STORED RECORDS:
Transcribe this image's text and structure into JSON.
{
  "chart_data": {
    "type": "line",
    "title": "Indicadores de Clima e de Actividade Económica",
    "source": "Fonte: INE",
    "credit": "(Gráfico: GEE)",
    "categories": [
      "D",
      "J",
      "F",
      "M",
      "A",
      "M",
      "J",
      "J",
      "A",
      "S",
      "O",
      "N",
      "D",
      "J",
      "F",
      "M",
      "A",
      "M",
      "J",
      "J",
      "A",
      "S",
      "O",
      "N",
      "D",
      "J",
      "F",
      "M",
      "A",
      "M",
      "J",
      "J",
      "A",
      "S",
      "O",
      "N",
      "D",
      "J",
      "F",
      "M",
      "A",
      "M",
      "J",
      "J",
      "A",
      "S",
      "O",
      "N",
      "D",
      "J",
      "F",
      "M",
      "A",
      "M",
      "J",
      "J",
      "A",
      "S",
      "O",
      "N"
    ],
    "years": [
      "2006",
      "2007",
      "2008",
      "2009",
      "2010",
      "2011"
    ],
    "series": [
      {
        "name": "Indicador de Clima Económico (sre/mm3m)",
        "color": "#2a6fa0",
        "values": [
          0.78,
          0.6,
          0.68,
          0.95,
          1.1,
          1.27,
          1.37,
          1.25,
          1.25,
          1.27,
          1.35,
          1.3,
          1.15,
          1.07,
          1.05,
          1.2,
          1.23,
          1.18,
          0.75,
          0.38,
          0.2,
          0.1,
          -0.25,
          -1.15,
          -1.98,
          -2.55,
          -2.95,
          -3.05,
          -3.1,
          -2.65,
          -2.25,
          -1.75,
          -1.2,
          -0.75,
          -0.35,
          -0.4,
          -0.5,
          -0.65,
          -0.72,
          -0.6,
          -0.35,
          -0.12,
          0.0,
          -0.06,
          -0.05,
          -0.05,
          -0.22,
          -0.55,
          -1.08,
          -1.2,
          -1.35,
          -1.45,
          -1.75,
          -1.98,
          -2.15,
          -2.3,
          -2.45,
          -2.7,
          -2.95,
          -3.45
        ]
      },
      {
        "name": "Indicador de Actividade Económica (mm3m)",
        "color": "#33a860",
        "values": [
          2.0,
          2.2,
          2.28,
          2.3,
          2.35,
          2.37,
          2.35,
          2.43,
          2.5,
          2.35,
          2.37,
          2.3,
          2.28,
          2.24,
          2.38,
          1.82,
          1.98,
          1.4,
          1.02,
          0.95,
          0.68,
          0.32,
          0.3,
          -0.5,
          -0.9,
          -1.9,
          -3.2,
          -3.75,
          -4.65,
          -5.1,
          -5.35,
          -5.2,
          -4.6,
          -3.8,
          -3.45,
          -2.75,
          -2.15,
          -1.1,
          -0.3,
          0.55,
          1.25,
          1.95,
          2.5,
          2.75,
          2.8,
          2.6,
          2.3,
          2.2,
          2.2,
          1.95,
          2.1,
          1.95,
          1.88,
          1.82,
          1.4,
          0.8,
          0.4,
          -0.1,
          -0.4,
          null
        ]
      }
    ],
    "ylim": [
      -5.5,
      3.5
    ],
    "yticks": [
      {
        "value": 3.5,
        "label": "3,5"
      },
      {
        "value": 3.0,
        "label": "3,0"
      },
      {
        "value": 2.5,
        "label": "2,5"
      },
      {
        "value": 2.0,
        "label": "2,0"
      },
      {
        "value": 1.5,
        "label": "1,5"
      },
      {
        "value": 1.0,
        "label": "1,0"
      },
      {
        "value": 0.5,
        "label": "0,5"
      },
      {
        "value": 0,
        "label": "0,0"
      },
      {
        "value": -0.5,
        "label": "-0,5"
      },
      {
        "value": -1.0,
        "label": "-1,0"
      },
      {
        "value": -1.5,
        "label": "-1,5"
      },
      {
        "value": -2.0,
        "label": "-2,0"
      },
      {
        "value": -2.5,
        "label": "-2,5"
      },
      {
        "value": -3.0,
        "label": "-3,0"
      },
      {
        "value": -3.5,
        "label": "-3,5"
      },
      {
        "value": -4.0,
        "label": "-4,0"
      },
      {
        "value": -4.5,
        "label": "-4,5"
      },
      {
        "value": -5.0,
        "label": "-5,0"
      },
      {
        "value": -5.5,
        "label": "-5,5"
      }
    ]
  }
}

OBJECTIVE: Output the entries verbatim.

OUTPUT:
Transcribe this image's text and structure into JSON.
{
  "chart_data": {
    "type": "line",
    "title": "Indicadores de Clima e de Actividade Económica",
    "source": "Fonte: INE",
    "credit": "(Gráfico: GEE)",
    "categories": [
      "D",
      "J",
      "F",
      "M",
      "A",
      "M",
      "J",
      "J",
      "A",
      "S",
      "O",
      "N",
      "D",
      "J",
      "F",
      "M",
      "A",
      "M",
      "J",
      "J",
      "A",
      "S",
      "O",
      "N",
      "D",
      "J",
      "F",
      "M",
      "A",
      "M",
      "J",
      "J",
      "A",
      "S",
      "O",
      "N",
      "D",
      "J",
      "F",
      "M",
      "A",
      "M",
      "J",
      "J",
      "A",
      "S",
      "O",
      "N",
      "D",
      "J",
      "F",
      "M",
      "A",
      "M",
      "J",
      "J",
      "A",
      "S",
      "O",
      "N"
    ],
    "years": [
      "2006",
      "2007",
      "2008",
      "2009",
      "2010",
      "2011"
    ],
    "series": [
      {
        "name": "Indicador de Clima Económico (sre/mm3m)",
        "color": "#2a6fa0",
        "values": [
          0.78,
          0.6,
          0.68,
          0.95,
          1.1,
          1.27,
          1.37,
          1.25,
          1.25,
          1.27,
          1.35,
          1.3,
          1.15,
          1.07,
          1.05,
          1.2,
          1.23,
          1.18,
          0.75,
          0.38,
          0.2,
          0.1,
          -0.25,
          -1.15,
          -1.98,
          -2.55,
          -2.95,
          -3.05,
          -3.1,
          -2.65,
          -2.25,
          -1.75,
          -1.2,
          -0.75,
          -0.35,
          -0.4,
          -0.5,
          -0.65,
          -0.72,
          -0.6,
          -0.35,
          -0.12,
          0.0,
          -0.06,
          -0.05,
          -0.05,
          -0.22,
          -0.55,
          -1.08,
          -1.2,
          -1.35,
          -1.45,
          -1.75,
          -1.98,
          -2.15,
          -2.3,
          -2.45,
          -2.7,
          -2.95,
          -3.45
        ]
      },
      {
        "name": "Indicador de Actividade Económica (mm3m)",
        "color": "#33a860",
        "values": [
          2.0,
          2.2,
          2.28,
          2.3,
          2.35,
          2.37,
          2.35,
          2.43,
          2.5,
          2.35,
          2.37,
          2.3,
          2.28,
          2.24,
          2.38,
          1.82,
          1.98,
          1.4,
          1.02,
          0.95,
          0.68,
          0.32,
          0.3,
          -0.5,
          -0.9,
          -1.9,
          -3.2,
          -3.75,
          -4.65,
          -5.1,
          -5.35,
          -5.2,
          -4.6,
          -3.8,
          -3.45,
          -2.75,
          -2.15,
          -1.1,
          -0.3,
          0.55,
          1.25,
          1.95,
          2.5,
          2.75,
          2.8,
          2.6,
          2.3,
          2.2,
          2.2,
          1.95,
          2.1,
          1.95,
          1.88,
          1.82,
          1.4,
          0.8,
          0.4,
          -0.1,
          -0.4,
          null
        ]
      }
    ],
    "ylim": [
      -5.5,
      3.5
    ],
    "yticks": [
      {
        "value": 3.5,
        "label": "3,5"
      },
      {
        "value": 3.0,
        "label": "3,0"
      },
      {
        "value": 2.5,
        "label": "2,5"
      },
      {
        "value": 2.0,
        "label": "2,0"
      },
      {
        "value": 1.5,
        "label": "1,5"
      },
      {
        "value": 1.0,
        "label": "1,0"
      },
      {
        "value": 0.5,
        "label": "0,5"
      },
      {
        "value": 0,
        "label": "0,0"
      },
      {
        "value": -0.5,
        "label": "-0,5"
      },
      {
        "value": -1.0,
        "label": "-1,0"
      },
      {
        "value": -1.5,
        "label": "-1,5"
      },
      {
        "value": -2.0,
        "label": "-2,0"
      },
      {
        "value": -2.5,
        "label": "-2,5"
      },
      {
        "value": -3.0,
        "label": "-3,0"
      },
      {
        "value": -3.5,
        "label": "-3,5"
      },
      {
        "value": -4.0,
        "label": "-4,0"
      },
      {
        "value": -4.5,
        "label": "-4,5"
      },
      {
        "value": -5.0,
        "label": "-5,0"
      },
      {
        "value": -5.5,
        "label": "-5,5"
      }
    ]
  }
}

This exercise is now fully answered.